-- Goal --
Go through the material below and copy each line where the word "heading" appears.

▶

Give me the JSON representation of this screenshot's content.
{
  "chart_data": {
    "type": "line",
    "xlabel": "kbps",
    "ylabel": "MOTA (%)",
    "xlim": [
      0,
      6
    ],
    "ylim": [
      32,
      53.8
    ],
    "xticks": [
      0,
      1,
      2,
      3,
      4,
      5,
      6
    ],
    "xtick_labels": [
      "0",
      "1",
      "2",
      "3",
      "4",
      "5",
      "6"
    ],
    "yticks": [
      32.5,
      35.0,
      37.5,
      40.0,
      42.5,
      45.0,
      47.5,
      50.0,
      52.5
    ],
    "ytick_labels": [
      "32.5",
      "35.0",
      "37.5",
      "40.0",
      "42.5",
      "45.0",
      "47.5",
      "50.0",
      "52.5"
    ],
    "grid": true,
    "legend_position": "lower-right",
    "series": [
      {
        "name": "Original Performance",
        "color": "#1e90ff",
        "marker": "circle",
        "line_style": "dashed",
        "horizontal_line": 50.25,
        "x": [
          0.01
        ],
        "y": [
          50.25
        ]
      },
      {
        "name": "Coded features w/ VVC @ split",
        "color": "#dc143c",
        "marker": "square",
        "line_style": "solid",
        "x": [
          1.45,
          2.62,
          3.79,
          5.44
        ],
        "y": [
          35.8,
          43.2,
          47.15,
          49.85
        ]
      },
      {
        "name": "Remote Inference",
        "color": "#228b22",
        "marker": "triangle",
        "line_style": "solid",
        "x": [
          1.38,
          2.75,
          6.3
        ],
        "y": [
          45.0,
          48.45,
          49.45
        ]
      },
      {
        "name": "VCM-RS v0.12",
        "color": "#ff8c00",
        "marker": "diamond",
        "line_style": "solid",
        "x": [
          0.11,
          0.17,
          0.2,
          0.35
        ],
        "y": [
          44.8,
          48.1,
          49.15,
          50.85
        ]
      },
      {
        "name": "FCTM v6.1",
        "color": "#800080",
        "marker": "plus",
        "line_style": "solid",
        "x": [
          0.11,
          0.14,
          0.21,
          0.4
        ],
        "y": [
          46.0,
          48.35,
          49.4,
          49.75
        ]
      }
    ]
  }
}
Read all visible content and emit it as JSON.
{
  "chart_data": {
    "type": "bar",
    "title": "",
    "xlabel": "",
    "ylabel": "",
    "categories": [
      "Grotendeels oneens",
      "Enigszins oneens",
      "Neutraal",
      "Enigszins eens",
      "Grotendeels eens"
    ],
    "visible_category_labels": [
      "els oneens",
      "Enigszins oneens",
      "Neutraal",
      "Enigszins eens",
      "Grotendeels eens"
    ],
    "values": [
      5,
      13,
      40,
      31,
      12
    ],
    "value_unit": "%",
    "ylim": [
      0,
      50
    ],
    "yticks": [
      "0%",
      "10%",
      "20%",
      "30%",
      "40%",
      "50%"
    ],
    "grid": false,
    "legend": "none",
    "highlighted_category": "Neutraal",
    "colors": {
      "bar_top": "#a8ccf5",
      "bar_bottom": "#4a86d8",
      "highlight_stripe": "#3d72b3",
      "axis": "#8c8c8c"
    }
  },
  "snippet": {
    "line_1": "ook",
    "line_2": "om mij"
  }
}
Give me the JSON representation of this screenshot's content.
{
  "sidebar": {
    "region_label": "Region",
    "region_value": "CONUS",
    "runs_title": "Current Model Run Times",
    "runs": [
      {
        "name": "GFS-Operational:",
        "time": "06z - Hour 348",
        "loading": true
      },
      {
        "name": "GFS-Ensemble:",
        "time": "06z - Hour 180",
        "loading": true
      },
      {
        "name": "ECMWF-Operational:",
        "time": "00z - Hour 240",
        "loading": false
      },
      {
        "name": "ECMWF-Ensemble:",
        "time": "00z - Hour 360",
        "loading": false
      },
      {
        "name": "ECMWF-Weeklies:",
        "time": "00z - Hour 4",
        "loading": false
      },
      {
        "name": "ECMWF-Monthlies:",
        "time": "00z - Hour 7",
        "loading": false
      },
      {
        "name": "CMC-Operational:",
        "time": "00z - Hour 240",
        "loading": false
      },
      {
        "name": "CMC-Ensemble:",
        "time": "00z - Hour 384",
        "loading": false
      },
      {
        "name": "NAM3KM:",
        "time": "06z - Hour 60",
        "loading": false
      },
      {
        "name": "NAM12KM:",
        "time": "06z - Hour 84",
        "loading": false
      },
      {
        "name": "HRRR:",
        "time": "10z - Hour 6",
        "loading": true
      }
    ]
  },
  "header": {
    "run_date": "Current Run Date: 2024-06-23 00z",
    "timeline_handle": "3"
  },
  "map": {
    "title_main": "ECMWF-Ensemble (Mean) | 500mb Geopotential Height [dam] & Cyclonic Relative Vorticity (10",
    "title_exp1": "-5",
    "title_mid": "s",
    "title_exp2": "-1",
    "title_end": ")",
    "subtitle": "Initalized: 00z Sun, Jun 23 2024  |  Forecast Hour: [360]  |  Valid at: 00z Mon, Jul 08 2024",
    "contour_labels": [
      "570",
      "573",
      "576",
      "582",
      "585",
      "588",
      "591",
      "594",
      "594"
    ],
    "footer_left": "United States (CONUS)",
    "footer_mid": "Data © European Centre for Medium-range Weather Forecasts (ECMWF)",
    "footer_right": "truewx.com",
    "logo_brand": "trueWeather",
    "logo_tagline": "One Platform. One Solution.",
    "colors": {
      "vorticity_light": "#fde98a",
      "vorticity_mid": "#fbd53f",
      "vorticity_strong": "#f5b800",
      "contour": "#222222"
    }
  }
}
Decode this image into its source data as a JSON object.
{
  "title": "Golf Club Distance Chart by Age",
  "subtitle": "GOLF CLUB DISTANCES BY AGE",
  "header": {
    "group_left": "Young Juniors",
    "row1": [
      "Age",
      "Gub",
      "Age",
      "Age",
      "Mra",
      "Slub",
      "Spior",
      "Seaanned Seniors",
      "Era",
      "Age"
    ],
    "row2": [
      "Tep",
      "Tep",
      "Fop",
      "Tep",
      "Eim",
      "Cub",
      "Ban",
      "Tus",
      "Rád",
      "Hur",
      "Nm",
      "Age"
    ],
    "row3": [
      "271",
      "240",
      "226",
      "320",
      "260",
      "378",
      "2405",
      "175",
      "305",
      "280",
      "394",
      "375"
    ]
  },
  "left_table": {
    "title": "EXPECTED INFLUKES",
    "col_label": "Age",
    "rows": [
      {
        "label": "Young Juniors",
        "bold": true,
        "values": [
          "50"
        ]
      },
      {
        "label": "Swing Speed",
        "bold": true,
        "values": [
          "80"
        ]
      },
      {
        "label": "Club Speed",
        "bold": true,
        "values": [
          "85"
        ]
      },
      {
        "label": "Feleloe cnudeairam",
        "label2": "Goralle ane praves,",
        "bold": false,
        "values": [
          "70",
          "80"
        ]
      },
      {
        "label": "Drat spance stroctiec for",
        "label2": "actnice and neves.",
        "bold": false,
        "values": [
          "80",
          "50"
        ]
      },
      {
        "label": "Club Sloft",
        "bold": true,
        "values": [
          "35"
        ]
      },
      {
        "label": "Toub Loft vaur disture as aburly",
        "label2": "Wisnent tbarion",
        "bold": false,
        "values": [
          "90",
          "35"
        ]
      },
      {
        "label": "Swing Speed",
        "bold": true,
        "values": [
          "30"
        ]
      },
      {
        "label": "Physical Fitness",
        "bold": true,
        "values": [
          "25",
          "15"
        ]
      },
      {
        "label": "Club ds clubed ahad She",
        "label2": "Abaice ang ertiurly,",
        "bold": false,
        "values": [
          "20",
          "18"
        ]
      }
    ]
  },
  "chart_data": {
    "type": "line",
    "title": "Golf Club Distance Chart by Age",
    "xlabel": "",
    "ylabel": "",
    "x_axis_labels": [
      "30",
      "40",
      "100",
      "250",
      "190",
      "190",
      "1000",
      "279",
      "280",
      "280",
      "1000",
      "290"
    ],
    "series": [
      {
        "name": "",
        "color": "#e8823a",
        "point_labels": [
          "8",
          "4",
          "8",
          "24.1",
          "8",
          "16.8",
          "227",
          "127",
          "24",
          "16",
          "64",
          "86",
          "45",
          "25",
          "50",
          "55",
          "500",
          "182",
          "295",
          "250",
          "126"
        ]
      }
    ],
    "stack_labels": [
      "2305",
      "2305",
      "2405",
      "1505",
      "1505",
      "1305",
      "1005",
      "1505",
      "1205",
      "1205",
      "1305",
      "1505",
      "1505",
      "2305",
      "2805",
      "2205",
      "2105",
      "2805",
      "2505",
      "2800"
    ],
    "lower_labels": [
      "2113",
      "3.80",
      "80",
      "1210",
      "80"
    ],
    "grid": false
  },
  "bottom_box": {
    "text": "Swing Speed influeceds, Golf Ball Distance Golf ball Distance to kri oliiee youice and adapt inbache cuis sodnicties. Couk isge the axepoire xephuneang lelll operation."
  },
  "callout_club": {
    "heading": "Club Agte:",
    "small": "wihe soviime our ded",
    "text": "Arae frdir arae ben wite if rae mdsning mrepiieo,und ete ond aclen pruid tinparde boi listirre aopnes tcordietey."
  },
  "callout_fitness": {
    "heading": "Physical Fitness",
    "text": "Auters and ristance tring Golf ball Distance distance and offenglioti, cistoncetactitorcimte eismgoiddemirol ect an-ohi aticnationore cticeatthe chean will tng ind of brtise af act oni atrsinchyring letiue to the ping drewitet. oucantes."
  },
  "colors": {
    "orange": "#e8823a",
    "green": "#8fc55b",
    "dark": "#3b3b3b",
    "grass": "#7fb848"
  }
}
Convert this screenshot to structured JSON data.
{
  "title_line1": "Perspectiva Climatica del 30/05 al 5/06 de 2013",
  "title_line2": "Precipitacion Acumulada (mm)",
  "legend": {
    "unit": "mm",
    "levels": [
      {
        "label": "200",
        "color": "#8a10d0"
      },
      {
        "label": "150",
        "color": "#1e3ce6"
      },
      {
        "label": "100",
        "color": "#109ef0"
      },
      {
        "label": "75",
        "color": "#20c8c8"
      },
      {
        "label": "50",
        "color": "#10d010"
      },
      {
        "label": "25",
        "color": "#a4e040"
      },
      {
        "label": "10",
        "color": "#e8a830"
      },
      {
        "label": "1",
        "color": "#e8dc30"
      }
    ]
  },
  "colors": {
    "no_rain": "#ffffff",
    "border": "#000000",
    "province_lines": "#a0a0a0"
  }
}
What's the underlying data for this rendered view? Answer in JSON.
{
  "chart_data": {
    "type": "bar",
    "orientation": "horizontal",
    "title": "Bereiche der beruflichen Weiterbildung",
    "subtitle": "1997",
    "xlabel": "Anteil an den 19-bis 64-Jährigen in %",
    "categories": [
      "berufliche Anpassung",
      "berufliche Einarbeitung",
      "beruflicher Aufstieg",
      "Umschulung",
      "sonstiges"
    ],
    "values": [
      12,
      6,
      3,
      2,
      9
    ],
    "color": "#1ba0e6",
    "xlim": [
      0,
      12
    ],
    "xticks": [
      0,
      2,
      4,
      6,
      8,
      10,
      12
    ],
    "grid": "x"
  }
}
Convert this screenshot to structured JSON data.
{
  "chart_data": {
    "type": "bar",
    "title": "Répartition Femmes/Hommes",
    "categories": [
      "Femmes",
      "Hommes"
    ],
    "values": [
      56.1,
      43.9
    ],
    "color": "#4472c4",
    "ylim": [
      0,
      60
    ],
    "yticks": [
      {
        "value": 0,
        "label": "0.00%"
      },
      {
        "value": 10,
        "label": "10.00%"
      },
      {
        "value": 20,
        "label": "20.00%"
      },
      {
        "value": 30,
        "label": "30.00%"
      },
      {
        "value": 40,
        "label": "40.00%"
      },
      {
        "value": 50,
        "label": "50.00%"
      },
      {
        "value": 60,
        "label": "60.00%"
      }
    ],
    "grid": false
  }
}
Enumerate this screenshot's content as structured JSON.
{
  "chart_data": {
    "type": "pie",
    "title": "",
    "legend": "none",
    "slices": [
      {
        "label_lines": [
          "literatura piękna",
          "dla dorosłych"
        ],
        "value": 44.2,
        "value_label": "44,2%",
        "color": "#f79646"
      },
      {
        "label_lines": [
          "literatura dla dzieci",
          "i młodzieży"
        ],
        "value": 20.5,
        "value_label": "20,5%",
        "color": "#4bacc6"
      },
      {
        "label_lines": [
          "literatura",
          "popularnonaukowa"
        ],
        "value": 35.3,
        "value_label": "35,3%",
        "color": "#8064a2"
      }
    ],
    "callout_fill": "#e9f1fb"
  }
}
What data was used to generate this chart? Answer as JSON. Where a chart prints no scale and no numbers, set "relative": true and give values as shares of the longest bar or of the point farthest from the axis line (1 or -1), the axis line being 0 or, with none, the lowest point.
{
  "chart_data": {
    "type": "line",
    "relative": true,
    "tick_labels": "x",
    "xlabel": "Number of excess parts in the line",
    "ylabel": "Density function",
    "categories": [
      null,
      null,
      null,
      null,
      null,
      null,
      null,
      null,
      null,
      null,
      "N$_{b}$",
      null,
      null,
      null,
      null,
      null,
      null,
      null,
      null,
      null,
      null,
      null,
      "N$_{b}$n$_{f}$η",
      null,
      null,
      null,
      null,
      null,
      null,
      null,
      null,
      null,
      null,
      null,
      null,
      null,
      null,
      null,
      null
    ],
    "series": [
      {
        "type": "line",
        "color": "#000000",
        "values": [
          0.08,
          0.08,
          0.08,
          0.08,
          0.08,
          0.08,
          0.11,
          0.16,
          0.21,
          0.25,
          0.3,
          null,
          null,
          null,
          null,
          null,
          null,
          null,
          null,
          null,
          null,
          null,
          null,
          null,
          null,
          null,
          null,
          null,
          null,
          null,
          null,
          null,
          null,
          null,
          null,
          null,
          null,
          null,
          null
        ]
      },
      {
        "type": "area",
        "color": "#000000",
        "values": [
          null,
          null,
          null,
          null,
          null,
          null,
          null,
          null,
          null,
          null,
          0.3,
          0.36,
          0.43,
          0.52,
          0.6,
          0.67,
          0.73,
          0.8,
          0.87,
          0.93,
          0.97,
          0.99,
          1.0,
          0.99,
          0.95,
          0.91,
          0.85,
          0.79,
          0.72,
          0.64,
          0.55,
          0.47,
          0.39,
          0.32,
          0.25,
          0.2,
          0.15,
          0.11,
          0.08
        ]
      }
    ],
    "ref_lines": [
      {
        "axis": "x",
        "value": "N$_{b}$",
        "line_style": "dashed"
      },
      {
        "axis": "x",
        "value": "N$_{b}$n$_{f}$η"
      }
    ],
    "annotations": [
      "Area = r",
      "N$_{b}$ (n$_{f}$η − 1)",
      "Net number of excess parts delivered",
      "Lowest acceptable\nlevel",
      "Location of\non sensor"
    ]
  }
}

◀

-- Answer to this task --
    "heading": "Club Agte:",
    "heading": "Physical Fitness",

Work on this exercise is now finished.